Your goal
Reproduce every entry exactly and leave its pictures out.

Input for this task
____
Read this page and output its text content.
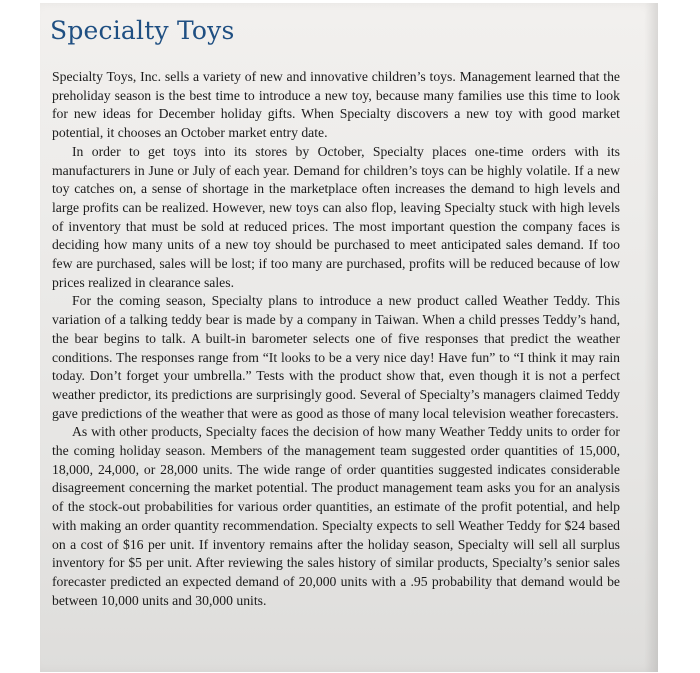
Specialty Toys

Specialty Toys, Inc. sells a variety of new and innovative children’s toys. Management learned that the preholiday season is the best time to introduce a new toy, because many families use this time to look for new ideas for December holiday gifts. When Specialty discovers a new toy with good market potential, it chooses an October market entry date.

In order to get toys into its stores by October, Specialty places one-time orders with its manufacturers in June or July of each year. Demand for children’s toys can be highly volatile. If a new toy catches on, a sense of shortage in the marketplace often increases the demand to high levels and large profits can be realized. However, new toys can also flop, leaving Specialty stuck with high levels of inventory that must be sold at reduced prices. The most important question the company faces is deciding how many units of a new toy should be purchased to meet anticipated sales demand. If too few are purchased, sales will be lost; if too many are purchased, profits will be reduced because of low prices realized in clearance sales.

For the coming season, Specialty plans to introduce a new product called Weather Teddy. This variation of a talking teddy bear is made by a company in Taiwan. When a child presses Teddy’s hand, the bear begins to talk. A built-in barometer selects one of five responses that predict the weather conditions. The responses range from “It looks to be a very nice day! Have fun” to “I think it may rain today. Don’t forget your umbrella.” Tests with the product show that, even though it is not a perfect weather predictor, its predictions are surprisingly good. Several of Specialty’s managers claimed Teddy gave predictions of the weather that were as good as those of many local television weather forecasters.

As with other products, Specialty faces the decision of how many Weather Teddy units to order for the coming holiday season. Members of the management team suggested order quantities of 15,000, 18,000, 24,000, or 28,000 units. The wide range of order quantities suggested indicates considerable disagreement concerning the market potential. The product management team asks you for an analysis of the stock-out probabilities for various order quantities, an estimate of the profit potential, and help with making an order quantity recommendation. Specialty expects to sell Weather Teddy for $24 based on a cost of $16 per unit. If inventory remains after the holiday season, Specialty will sell all surplus inventory for $5 per unit. After reviewing the sales history of similar products, Specialty’s senior sales forecaster predicted an expected demand of 20,000 units with a .95 probability that demand would be between 10,000 units and 30,000 units.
____
Problem solution
Read this page and output its text content.
Specialty Toys

Specialty Toys, Inc. sells a variety of new and innovative children’s toys. Management learned that the preholiday season is the best time to introduce a new toy, because many families use this time to look for new ideas for December holiday gifts. When Specialty discovers a new toy with good market potential, it chooses an October market entry date.

In order to get toys into its stores by October, Specialty places one-time orders with its manufacturers in June or July of each year. Demand for children’s toys can be highly volatile. If a new toy catches on, a sense of shortage in the marketplace often increases the demand to high levels and large profits can be realized. However, new toys can also flop, leaving Specialty stuck with high levels of inventory that must be sold at reduced prices. The most important question the company faces is deciding how many units of a new toy should be purchased to meet anticipated sales demand. If too few are purchased, sales will be lost; if too many are purchased, profits will be reduced because of low prices realized in clearance sales.

For the coming season, Specialty plans to introduce a new product called Weather Teddy. This variation of a talking teddy bear is made by a company in Taiwan. When a child presses Teddy’s hand, the bear begins to talk. A built-in barometer selects one of five responses that predict the weather conditions. The responses range from “It looks to be a very nice day! Have fun” to “I think it may rain today. Don’t forget your umbrella.” Tests with the product show that, even though it is not a perfect weather predictor, its predictions are surprisingly good. Several of Specialty’s managers claimed Teddy gave predictions of the weather that were as good as those of many local television weather forecasters.

As with other products, Specialty faces the decision of how many Weather Teddy units to order for the coming holiday season. Members of the management team suggested order quantities of 15,000, 18,000, 24,000, or 28,000 units. The wide range of order quantities suggested indicates considerable disagreement concerning the market potential. The product management team asks you for an analysis of the stock-out probabilities for various order quantities, an estimate of the profit potential, and help with making an order quantity recommendation. Specialty expects to sell Weather Teddy for $24 based on a cost of $16 per unit. If inventory remains after the holiday season, Specialty will sell all surplus inventory for $5 per unit. After reviewing the sales history of similar products, Specialty’s senior sales forecaster predicted an expected demand of 20,000 units with a .95 probability that demand would be between 10,000 units and 30,000 units.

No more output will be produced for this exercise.